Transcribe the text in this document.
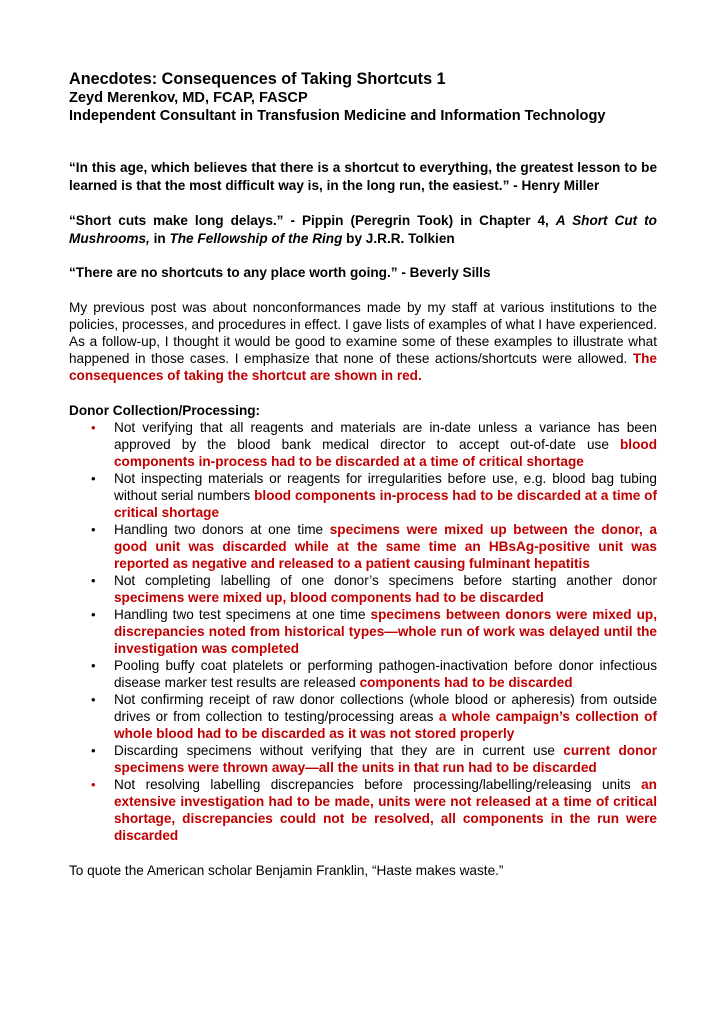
Anecdotes: Consequences of Taking Shortcuts 1

Zeyd Merenkov, MD, FCAP, FASCP

Independent Consultant in Transfusion Medicine and Information Technology

“In this age, which believes that there is a shortcut to everything, the greatest lesson to be learned is that the most difficult way is, in the long run, the easiest.” - Henry Miller

“Short cuts make long delays.” - Pippin (Peregrin Took) in Chapter 4, A Short Cut to Mushrooms, in The Fellowship of the Ring by J.R.R. Tolkien

“There are no shortcuts to any place worth going.” - Beverly Sills

My previous post was about nonconformances made by my staff at various institutions to the policies, processes, and procedures in effect. I gave lists of examples of what I have experienced. As a follow-up, I thought it would be good to examine some of these examples to illustrate what happened in those cases. I emphasize that none of these actions/shortcuts were allowed. The consequences of taking the shortcut are shown in red.

Donor Collection/Processing:

• Not verifying that all reagents and materials are in-date unless a variance has been approved by the blood bank medical director to accept out-of-date use blood components in-process had to be discarded at a time of critical shortage
• Not inspecting materials or reagents for irregularities before use, e.g. blood bag tubing without serial numbers blood components in-process had to be discarded at a time of critical shortage
• Handling two donors at one time specimens were mixed up between the donor, a good unit was discarded while at the same time an HBsAg-positive unit was reported as negative and released to a patient causing fulminant hepatitis
• Not completing labelling of one donor’s specimens before starting another donor specimens were mixed up, blood components had to be discarded
• Handling two test specimens at one time specimens between donors were mixed up, discrepancies noted from historical types—whole run of work was delayed until the investigation was completed
• Pooling buffy coat platelets or performing pathogen-inactivation before donor infectious disease marker test results are released components had to be discarded
• Not confirming receipt of raw donor collections (whole blood or apheresis) from outside drives or from collection to testing/processing areas a whole campaign’s collection of whole blood had to be discarded as it was not stored properly
• Discarding specimens without verifying that they are in current use current donor specimens were thrown away—all the units in that run had to be discarded
• Not resolving labelling discrepancies before processing/labelling/releasing units an extensive investigation had to be made, units were not released at a time of critical shortage, discrepancies could not be resolved, all components in the run were discarded

To quote the American scholar Benjamin Franklin, “Haste makes waste.”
============
Bring together all lines in the records where the word "this" is found.

Transcribe the text in this document.
“In this age, which believes that there is a shortcut to everything, the greatest lesson to be learned is that the most difficult way is, in the long run, the easiest.” - Henry Miller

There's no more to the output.